# TEXTE FOURNI
·····

Élections professionnelles dans l'éducation : voter utile, c'est voter la grève !

Comme tous les trois ans, le ministre de l’Éducation nationale s’offre le luxe d’un pugilat public entre les différentes listes syndicales. Les personnels savent pourtant que ce n’est pas au fond des urnes et dans le cocon de l’isoloir, qu’ils exercent leur métier ou bien qu’ils mènent leurs luttes. Dans ces isoloirs, pas d’élèves, pas d’AG, pas de collègues… et ce n’est pas non plus là que se joue le sort des réformes qui secouent aujourd’hui l’école. Pourquoi faudrait-il qu’ils aillent y puiser un quelconque espoir de jours meilleurs ?
Pourtant, tous les trois ans, ces élections sont l’occasion de découvrir une ribambelle de sigles exotiques et complexes qui retourneront ensuite, pour un certain nombre d’entre-eux, vers une lente et confortable hibernation quadri-annuelle à l’abri des salons cossus de l’administration. Même un vote «oulipien» (par exemple, celui qui a le sigle le plus long, ou sans aucune consonne…) peinerait à bousculer l’inertie paritaire.

·····

# LIGNES DE DONNÉES

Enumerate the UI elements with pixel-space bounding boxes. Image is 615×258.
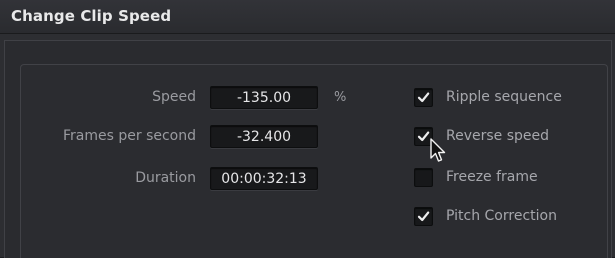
freeze-frame-label[interactable]: Freeze frame [446, 169, 538, 185]
speed-input[interactable]: -135.00 [210, 86, 318, 109]
change-clip-speed-dialog: Change Clip Speed Speed -135.00 % Frames… [0, 0, 615, 258]
dialog-titlebar[interactable]: Change Clip Speed [0, 0, 615, 34]
pitch-correction-label[interactable]: Pitch Correction [446, 208, 557, 224]
speed-label: Speed [152, 89, 196, 105]
fps-input[interactable]: -32.400 [210, 125, 318, 148]
fps-label: Frames per second [63, 128, 196, 144]
dialog-title: Change Clip Speed [11, 7, 172, 25]
check-icon [417, 92, 430, 103]
check-icon [417, 211, 430, 222]
mouse-pointer-icon [430, 138, 446, 162]
duration-label: Duration [135, 170, 196, 186]
duration-input[interactable]: 00:00:32:13 [210, 167, 318, 190]
reverse-speed-label[interactable]: Reverse speed [446, 128, 549, 144]
ripple-sequence-label[interactable]: Ripple sequence [446, 89, 562, 105]
pitch-correction-checkbox[interactable] [414, 207, 433, 226]
ripple-sequence-checkbox[interactable] [414, 88, 433, 107]
speed-unit: % [334, 90, 347, 105]
freeze-frame-checkbox[interactable] [414, 168, 433, 187]
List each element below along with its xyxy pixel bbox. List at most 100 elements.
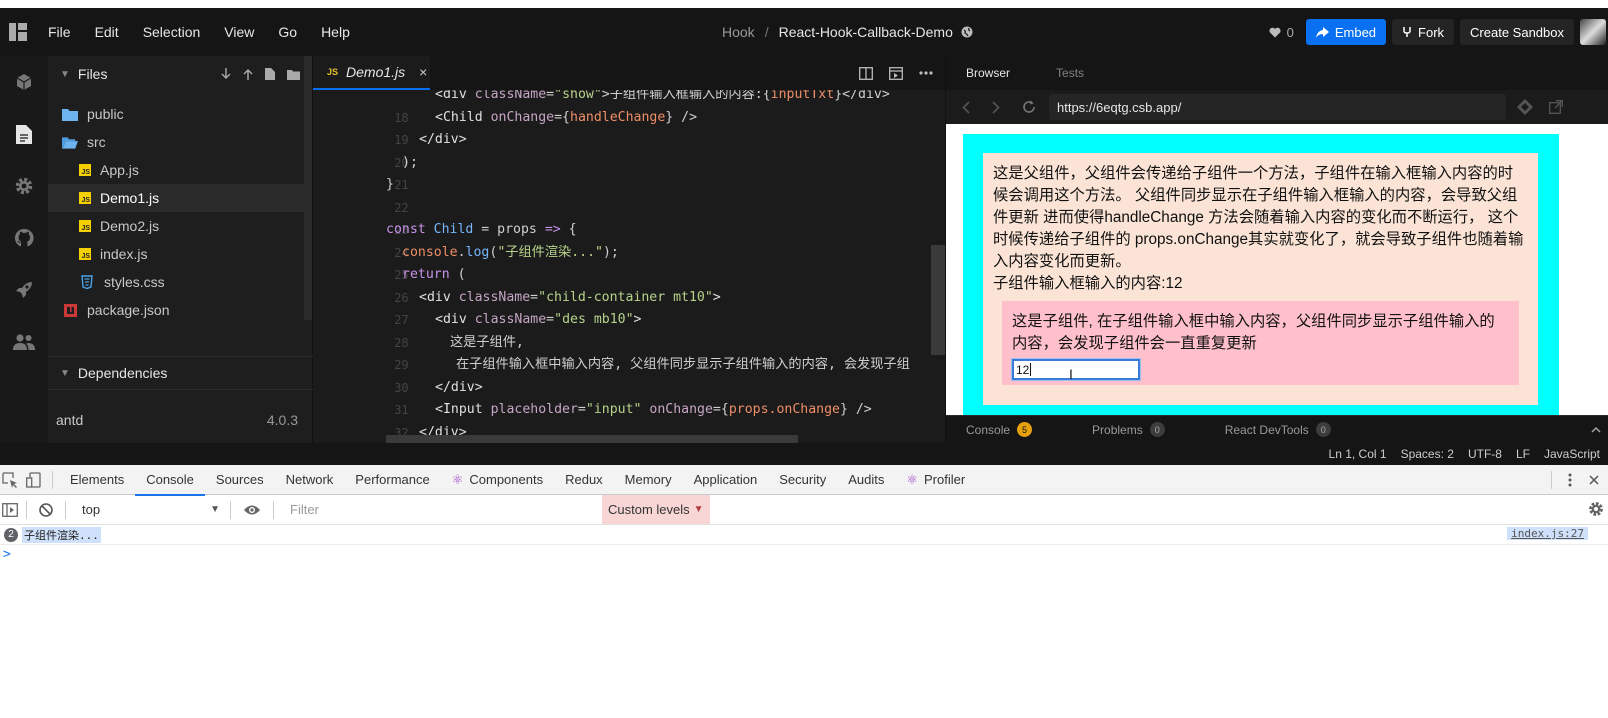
split-editor-icon[interactable] [859, 66, 873, 80]
fork-button[interactable]: Fork [1392, 19, 1455, 45]
file-item-index-js[interactable]: JS index.js [48, 240, 312, 268]
menu-go[interactable]: Go [278, 24, 297, 40]
like-button[interactable]: 0 [1269, 25, 1294, 40]
divider [1551, 471, 1552, 489]
child-input[interactable]: 12 I [1011, 358, 1141, 382]
dependency-row[interactable]: antd 4.0.3 [56, 412, 298, 428]
devtools-toggle-icon[interactable] [1517, 99, 1533, 115]
address-bar[interactable]: https://6eqtg.csb.app/ [1049, 94, 1506, 120]
tab-audits[interactable]: Audits [837, 465, 895, 495]
files-panel-title: Files [77, 66, 108, 82]
line-ending[interactable]: LF [1516, 447, 1530, 461]
console-prompt[interactable]: > [3, 547, 1608, 562]
file-item-app-js[interactable]: JS App.js [48, 156, 312, 184]
github-icon[interactable] [0, 212, 48, 264]
gear-icon[interactable] [1588, 501, 1604, 517]
tab-demo1-js[interactable]: JS Demo1.js × [313, 56, 430, 90]
context-selector[interactable]: top ▼ [76, 500, 224, 520]
chevron-up-icon[interactable] [1591, 426, 1601, 433]
tab-performance[interactable]: Performance [344, 465, 440, 495]
console-log-row[interactable]: 2 子组件渲染... index.js:27 [0, 525, 1608, 545]
files-icon[interactable] [0, 108, 48, 160]
cursor-position[interactable]: Ln 1, Col 1 [1329, 447, 1387, 461]
menu-file[interactable]: File [48, 24, 71, 40]
upload-icon[interactable] [243, 68, 253, 80]
embed-button[interactable]: Embed [1305, 19, 1387, 45]
device-toolbar-icon[interactable] [22, 471, 46, 488]
code-editor: JS Demo1.js × 18 <div className="show">子… [313, 56, 945, 443]
menu-help[interactable]: Help [321, 24, 350, 40]
file-item-package-json[interactable]: package.json [48, 296, 312, 324]
forward-arrow-icon[interactable] [992, 100, 1000, 114]
menu-selection[interactable]: Selection [143, 24, 201, 40]
indentation[interactable]: Spaces: 2 [1401, 447, 1454, 461]
live-users-icon[interactable] [0, 316, 48, 368]
codesandbox-logo-icon[interactable] [0, 8, 36, 56]
more-options-icon[interactable] [919, 71, 933, 75]
explorer-scrollbar[interactable] [304, 56, 312, 320]
user-avatar[interactable] [1580, 19, 1606, 45]
code-area[interactable]: 18 <div className="show">子组件输入框输入的内容:{in… [313, 90, 945, 443]
collapse-triangle-icon[interactable]: ▼ [60, 368, 70, 379]
editor-horizontal-scrollbar[interactable] [386, 435, 798, 443]
log-levels-dropdown[interactable]: Custom levels ▼ [602, 495, 710, 524]
tab-tests[interactable]: Tests [1056, 66, 1084, 80]
back-arrow-icon[interactable] [962, 100, 970, 114]
tab-network[interactable]: Network [275, 465, 345, 495]
tab-problems[interactable]: Problems 0 [1092, 422, 1165, 437]
file-item-demo2-js[interactable]: JS Demo2.js [48, 212, 312, 240]
tab-elements[interactable]: Elements [59, 465, 135, 495]
file-item-public[interactable]: public [48, 100, 312, 128]
tab-react-devtools[interactable]: React DevTools 0 [1225, 422, 1331, 437]
tab-console[interactable]: Console 5 [966, 422, 1033, 437]
collapse-triangle-icon[interactable]: ▼ [60, 69, 70, 80]
sandbox-owner[interactable]: Hook [722, 24, 755, 40]
language-mode[interactable]: JavaScript [1544, 447, 1600, 461]
inspect-element-icon[interactable] [0, 471, 22, 488]
files-panel-header[interactable]: ▼ Files [48, 56, 312, 92]
download-icon[interactable] [221, 68, 231, 80]
tab-application[interactable]: Application [683, 465, 769, 495]
tab-console[interactable]: Console [135, 465, 205, 496]
sidebar-toggle-icon[interactable] [0, 502, 20, 517]
close-icon[interactable] [1582, 475, 1606, 485]
globe-icon[interactable] [961, 26, 973, 38]
file-item-styles-css[interactable]: styles.css [48, 268, 312, 296]
tab-profiler[interactable]: ⚛ Profiler [895, 465, 976, 495]
new-folder-icon[interactable] [287, 69, 300, 80]
kebab-menu-icon[interactable] [1558, 473, 1582, 487]
open-new-window-icon[interactable] [1549, 100, 1563, 114]
file-item-demo1-js[interactable]: JS Demo1.js [48, 184, 312, 212]
encoding[interactable]: UTF-8 [1468, 447, 1502, 461]
divider [65, 500, 66, 519]
tab-sources[interactable]: Sources [205, 465, 275, 495]
code-line: 27 <div className="child-container mt10"… [313, 287, 945, 328]
rocket-deploy-icon[interactable] [0, 264, 48, 316]
clear-console-icon[interactable] [39, 502, 53, 517]
gear-icon[interactable] [0, 160, 48, 212]
eye-icon[interactable] [243, 504, 261, 516]
heart-icon [1269, 27, 1281, 38]
sandbox-name[interactable]: React-Hook-Callback-Demo [779, 24, 953, 40]
js-badge-icon: JS [327, 67, 339, 77]
menu-view[interactable]: View [224, 24, 254, 40]
new-file-icon[interactable] [265, 68, 275, 80]
filter-input[interactable]: Filter [290, 502, 620, 517]
create-sandbox-button[interactable]: Create Sandbox [1460, 19, 1574, 45]
close-icon[interactable]: × [419, 64, 427, 80]
show-input-text: 子组件输入框输入的内容:12 [993, 275, 1183, 292]
dependencies-header[interactable]: ▼ Dependencies [48, 356, 313, 390]
editor-vertical-scrollbar[interactable] [931, 245, 945, 355]
tab-security[interactable]: Security [768, 465, 837, 495]
tab-redux[interactable]: Redux [554, 465, 614, 495]
tab-browser[interactable]: Browser [966, 66, 1010, 80]
tab-components[interactable]: ⚛ Components [441, 465, 554, 495]
file-item-src[interactable]: src [48, 128, 312, 156]
sandbox-info-icon[interactable] [0, 56, 48, 108]
preview-window-icon[interactable] [889, 66, 903, 80]
code-line: 25 console.log("子组件渲染..."); [313, 242, 945, 283]
refresh-icon[interactable] [1022, 100, 1036, 114]
tab-memory[interactable]: Memory [614, 465, 683, 495]
log-source-link[interactable]: index.js:27 [1507, 527, 1588, 540]
menu-edit[interactable]: Edit [95, 24, 119, 40]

·····

# TÂCHES À RÉALISER
(A) Recopiez le passage du texte sur les élections professionnelles qui commence par « Élections professionnelles dans » et se poursuit jusqu'à « jours meilleurs ? ».
(B) Répondez à ces questions d'après le texte sur les élections professionnelles :
(i) Tous les combien d'années ces élections ont-elles lieu ?
(ii) Qu'est-ce qui est absent des isoloirs ?
(iii) Vers quoi certains sigles retourneront-ils après les élections ?
(C) Ces affirmations concordent-elles avec le texte sur les élections professionnelles ? Répondez par oui ou non, en citant les mots du texte qui le montrent.
(i) Le sort des réformes se joue dans l'isoloir.
(ii) Ces élections font découvrir de nombreux sigles.
(iii) Un vote « oulipien » bousculerait aisément l'inertie paritaire.

# RÉPONSES
(A)
Élections professionnelles dans l'éducation : voter utile, c'est voter la grève !

Comme tous les trois ans, le ministre de l’Éducation nationale s’offre le luxe d’un pugilat public entre les différentes listes syndicales. Les personnels savent pourtant que ce n’est pas au fond des urnes et dans le cocon de l’isoloir, qu’ils exercent leur métier ou bien qu’ils mènent leurs luttes. Dans ces isoloirs, pas d’élèves, pas d’AG, pas de collègues… et ce n’est pas non plus là que se joue le sort des réformes qui secouent aujourd’hui l’école. Pourquoi faudrait-il qu’ils aillent y puiser un quelconque espoir de jours meilleurs ?

(B)
(i) Tous les trois ans.
(ii) Les élèves, les AG et les collègues.
(iii) Vers une lente et confortable hibernation quadri-annuelle à l'abri des salons cossus de l'administration.

(C)
(i) Non : « ce n’est pas non plus là que se joue le sort des réformes qui secouent aujourd’hui l’école ».
(ii) Oui : « ces élections sont l’occasion de découvrir une ribambelle de sigles exotiques et complexes ».
(iii) Non : « peinerait à bousculer l’inertie paritaire ».